#### [INSTRUCTION]
Review the material and extract every line in which the word "Grupo" occurs.

#### [SOURCE DATA]
◇ ◇ ◇

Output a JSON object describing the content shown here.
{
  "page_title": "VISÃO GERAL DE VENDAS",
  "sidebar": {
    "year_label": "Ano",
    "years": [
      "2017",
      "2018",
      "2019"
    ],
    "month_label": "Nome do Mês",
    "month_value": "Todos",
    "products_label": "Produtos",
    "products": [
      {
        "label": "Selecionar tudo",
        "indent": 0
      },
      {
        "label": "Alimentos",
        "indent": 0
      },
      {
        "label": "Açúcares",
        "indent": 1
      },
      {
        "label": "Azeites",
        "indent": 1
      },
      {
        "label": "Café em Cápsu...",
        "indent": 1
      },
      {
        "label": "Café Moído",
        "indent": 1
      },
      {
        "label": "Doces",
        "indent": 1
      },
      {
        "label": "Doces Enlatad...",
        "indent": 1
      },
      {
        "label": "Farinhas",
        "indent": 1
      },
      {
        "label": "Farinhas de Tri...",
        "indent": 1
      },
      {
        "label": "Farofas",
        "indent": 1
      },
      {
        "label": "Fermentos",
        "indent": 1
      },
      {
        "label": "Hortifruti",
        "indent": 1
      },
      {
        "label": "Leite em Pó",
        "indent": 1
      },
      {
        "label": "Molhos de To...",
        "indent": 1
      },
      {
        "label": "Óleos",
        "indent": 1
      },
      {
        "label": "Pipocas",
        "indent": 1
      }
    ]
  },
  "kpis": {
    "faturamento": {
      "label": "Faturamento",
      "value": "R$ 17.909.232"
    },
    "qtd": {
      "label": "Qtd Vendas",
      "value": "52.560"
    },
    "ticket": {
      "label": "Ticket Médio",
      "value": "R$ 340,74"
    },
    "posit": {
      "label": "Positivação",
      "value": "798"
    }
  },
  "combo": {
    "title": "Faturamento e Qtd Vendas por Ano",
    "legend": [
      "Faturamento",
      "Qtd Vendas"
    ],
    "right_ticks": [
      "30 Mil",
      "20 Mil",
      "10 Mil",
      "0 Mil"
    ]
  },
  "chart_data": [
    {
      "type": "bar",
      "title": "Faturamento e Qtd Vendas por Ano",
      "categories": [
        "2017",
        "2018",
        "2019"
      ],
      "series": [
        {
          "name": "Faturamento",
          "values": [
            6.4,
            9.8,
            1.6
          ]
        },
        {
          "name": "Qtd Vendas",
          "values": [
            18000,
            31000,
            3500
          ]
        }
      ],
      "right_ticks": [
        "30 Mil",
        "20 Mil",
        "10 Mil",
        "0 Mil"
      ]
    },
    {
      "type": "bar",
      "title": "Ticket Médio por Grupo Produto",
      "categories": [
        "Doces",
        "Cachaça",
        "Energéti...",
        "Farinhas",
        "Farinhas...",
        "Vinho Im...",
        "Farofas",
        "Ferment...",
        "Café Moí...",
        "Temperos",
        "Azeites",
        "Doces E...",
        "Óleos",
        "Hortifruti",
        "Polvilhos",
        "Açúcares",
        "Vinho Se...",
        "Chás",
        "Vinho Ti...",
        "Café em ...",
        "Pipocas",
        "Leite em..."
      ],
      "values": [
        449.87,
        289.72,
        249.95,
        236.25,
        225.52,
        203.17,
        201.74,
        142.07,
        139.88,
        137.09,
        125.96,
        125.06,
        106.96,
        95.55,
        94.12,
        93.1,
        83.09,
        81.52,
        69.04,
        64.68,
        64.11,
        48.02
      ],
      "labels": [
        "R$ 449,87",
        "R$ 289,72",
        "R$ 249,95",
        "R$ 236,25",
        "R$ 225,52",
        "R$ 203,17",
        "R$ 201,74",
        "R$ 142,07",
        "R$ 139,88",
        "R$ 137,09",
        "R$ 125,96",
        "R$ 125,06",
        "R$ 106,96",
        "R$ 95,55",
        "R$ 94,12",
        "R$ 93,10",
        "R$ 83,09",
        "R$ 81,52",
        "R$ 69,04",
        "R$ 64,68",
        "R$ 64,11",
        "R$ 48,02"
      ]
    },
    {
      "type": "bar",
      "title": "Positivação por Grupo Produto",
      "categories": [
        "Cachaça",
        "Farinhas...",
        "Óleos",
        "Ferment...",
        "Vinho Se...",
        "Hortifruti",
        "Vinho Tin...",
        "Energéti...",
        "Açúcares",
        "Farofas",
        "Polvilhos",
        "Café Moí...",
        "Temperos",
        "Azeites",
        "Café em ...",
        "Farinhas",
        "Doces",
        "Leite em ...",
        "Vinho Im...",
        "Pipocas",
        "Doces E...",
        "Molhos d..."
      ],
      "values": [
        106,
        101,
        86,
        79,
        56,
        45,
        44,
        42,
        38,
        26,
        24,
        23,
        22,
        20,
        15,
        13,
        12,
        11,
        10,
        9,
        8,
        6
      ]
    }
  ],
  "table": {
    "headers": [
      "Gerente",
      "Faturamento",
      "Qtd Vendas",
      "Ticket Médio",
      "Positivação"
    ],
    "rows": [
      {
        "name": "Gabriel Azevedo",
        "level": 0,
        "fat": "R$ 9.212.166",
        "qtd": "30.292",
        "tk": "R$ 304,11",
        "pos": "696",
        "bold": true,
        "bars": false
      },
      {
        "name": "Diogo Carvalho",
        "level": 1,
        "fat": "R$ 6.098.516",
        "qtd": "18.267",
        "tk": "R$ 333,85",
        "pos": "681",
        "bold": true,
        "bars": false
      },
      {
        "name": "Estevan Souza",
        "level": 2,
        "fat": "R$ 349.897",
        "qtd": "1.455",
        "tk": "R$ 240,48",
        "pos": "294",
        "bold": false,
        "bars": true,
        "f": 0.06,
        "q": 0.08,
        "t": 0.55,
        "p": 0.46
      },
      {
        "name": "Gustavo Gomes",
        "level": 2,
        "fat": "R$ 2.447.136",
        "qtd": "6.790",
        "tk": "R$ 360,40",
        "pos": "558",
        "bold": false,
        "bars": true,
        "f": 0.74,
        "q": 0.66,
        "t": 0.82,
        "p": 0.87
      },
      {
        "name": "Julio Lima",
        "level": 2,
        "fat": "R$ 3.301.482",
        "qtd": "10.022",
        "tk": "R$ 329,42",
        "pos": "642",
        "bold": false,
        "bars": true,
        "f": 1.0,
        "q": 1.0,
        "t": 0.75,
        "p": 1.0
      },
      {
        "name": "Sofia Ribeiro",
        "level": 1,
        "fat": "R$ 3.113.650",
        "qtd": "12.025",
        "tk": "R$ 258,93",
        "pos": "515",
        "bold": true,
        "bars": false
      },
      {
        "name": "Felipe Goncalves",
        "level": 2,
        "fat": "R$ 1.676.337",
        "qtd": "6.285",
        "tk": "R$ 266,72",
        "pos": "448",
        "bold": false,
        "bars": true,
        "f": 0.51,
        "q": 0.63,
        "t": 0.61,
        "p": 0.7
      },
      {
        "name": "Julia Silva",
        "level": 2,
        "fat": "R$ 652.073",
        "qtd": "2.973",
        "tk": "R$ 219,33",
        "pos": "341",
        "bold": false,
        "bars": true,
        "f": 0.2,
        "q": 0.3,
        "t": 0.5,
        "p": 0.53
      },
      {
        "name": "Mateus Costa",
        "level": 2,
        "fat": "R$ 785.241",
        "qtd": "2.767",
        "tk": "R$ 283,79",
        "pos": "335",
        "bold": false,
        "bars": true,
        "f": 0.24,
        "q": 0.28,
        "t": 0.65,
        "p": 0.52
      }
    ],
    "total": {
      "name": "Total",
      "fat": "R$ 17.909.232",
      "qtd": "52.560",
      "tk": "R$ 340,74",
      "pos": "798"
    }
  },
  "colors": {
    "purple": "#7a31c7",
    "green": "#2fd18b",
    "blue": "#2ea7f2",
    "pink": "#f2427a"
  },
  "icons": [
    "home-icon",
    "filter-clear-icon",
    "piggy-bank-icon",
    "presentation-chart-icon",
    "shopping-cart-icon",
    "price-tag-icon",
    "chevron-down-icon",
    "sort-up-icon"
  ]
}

◇ ◇ ◇

#### [WRITTEN SOLUTION]
      "title": "Ticket Médio por Grupo Produto",
      "title": "Positivação por Grupo Produto",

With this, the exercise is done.